**Exercise**
Write out the listing beneath this instruction in its entirety, exactly as it reads.

(Records from a data collection)
- - - - - - -

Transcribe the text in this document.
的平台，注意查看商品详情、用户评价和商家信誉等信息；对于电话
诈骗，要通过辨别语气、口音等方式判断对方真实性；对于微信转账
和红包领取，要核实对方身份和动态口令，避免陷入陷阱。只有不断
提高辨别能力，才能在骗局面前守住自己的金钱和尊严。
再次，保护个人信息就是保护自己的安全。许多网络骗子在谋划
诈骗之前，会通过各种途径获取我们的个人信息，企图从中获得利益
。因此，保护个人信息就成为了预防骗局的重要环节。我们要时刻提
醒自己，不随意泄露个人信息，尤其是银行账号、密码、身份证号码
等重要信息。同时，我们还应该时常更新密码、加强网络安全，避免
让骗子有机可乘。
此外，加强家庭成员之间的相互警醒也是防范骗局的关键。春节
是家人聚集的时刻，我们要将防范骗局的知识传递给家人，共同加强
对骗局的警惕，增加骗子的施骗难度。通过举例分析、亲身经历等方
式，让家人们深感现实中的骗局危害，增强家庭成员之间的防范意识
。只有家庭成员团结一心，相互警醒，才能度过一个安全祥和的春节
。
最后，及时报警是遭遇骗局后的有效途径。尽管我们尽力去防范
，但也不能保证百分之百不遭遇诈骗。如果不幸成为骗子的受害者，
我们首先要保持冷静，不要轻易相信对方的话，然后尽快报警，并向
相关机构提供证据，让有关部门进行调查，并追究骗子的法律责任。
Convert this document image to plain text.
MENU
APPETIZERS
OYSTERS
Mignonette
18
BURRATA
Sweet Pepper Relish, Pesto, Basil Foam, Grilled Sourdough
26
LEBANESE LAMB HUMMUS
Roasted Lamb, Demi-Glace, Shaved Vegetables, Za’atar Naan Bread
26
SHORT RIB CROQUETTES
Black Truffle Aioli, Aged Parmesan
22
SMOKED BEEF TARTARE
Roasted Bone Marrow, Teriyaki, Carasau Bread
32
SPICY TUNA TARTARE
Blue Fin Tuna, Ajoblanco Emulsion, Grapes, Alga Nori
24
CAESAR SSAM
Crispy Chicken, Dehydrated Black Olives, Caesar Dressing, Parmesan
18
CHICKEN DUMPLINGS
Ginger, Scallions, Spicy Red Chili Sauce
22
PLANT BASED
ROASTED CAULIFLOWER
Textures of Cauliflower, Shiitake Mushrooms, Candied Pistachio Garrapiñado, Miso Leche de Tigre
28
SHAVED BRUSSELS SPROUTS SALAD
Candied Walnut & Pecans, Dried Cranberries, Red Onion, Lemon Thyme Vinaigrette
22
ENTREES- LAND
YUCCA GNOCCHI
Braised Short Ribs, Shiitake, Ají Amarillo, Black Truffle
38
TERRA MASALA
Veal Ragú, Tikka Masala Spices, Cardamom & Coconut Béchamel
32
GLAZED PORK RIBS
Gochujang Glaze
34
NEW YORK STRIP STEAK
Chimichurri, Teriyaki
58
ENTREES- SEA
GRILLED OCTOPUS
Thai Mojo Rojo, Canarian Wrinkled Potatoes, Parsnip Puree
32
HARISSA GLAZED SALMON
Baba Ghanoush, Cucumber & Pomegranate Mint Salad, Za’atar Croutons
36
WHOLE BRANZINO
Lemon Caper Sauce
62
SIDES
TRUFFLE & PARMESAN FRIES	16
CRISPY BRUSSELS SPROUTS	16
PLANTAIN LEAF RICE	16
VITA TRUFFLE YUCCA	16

- - - - - - -

**Answer to the task**
Transcribe the text in this document.
的平台，注意查看商品详情、用户评价和商家信誉等信息；对于电话
诈骗，要通过辨别语气、口音等方式判断对方真实性；对于微信转账
和红包领取，要核实对方身份和动态口令，避免陷入陷阱。只有不断
提高辨别能力，才能在骗局面前守住自己的金钱和尊严。
再次，保护个人信息就是保护自己的安全。许多网络骗子在谋划
诈骗之前，会通过各种途径获取我们的个人信息，企图从中获得利益
。因此，保护个人信息就成为了预防骗局的重要环节。我们要时刻提
醒自己，不随意泄露个人信息，尤其是银行账号、密码、身份证号码
等重要信息。同时，我们还应该时常更新密码、加强网络安全，避免
让骗子有机可乘。
此外，加强家庭成员之间的相互警醒也是防范骗局的关键。春节
是家人聚集的时刻，我们要将防范骗局的知识传递给家人，共同加强
对骗局的警惕，增加骗子的施骗难度。通过举例分析、亲身经历等方
式，让家人们深感现实中的骗局危害，增强家庭成员之间的防范意识
。只有家庭成员团结一心，相互警醒，才能度过一个安全祥和的春节
。
最后，及时报警是遭遇骗局后的有效途径。尽管我们尽力去防范
，但也不能保证百分之百不遭遇诈骗。如果不幸成为骗子的受害者，
我们首先要保持冷静，不要轻易相信对方的话，然后尽快报警，并向
相关机构提供证据，让有关部门进行调查，并追究骗子的法律责任。
Convert this document image to plain text.
MENU
APPETIZERS
OYSTERS
Mignonette
18
BURRATA
Sweet Pepper Relish, Pesto, Basil Foam, Grilled Sourdough
26
LEBANESE LAMB HUMMUS
Roasted Lamb, Demi-Glace, Shaved Vegetables, Za’atar Naan Bread
26
SHORT RIB CROQUETTES
Black Truffle Aioli, Aged Parmesan
22
SMOKED BEEF TARTARE
Roasted Bone Marrow, Teriyaki, Carasau Bread
32
SPICY TUNA TARTARE
Blue Fin Tuna, Ajoblanco Emulsion, Grapes, Alga Nori
24
CAESAR SSAM
Crispy Chicken, Dehydrated Black Olives, Caesar Dressing, Parmesan
18
CHICKEN DUMPLINGS
Ginger, Scallions, Spicy Red Chili Sauce
22
PLANT BASED
ROASTED CAULIFLOWER
Textures of Cauliflower, Shiitake Mushrooms, Candied Pistachio Garrapiñado, Miso Leche de Tigre
28
SHAVED BRUSSELS SPROUTS SALAD
Candied Walnut & Pecans, Dried Cranberries, Red Onion, Lemon Thyme Vinaigrette
22
ENTREES- LAND
YUCCA GNOCCHI
Braised Short Ribs, Shiitake, Ají Amarillo, Black Truffle
38
TERRA MASALA
Veal Ragú, Tikka Masala Spices, Cardamom & Coconut Béchamel
32
GLAZED PORK RIBS
Gochujang Glaze
34
NEW YORK STRIP STEAK
Chimichurri, Teriyaki
58
ENTREES- SEA
GRILLED OCTOPUS
Thai Mojo Rojo, Canarian Wrinkled Potatoes, Parsnip Puree
32
HARISSA GLAZED SALMON
Baba Ghanoush, Cucumber & Pomegranate Mint Salad, Za’atar Croutons
36
WHOLE BRANZINO
Lemon Caper Sauce
62
SIDES
TRUFFLE & PARMESAN FRIES	16
CRISPY BRUSSELS SPROUTS	16
PLANTAIN LEAF RICE	16
VITA TRUFFLE YUCCA	16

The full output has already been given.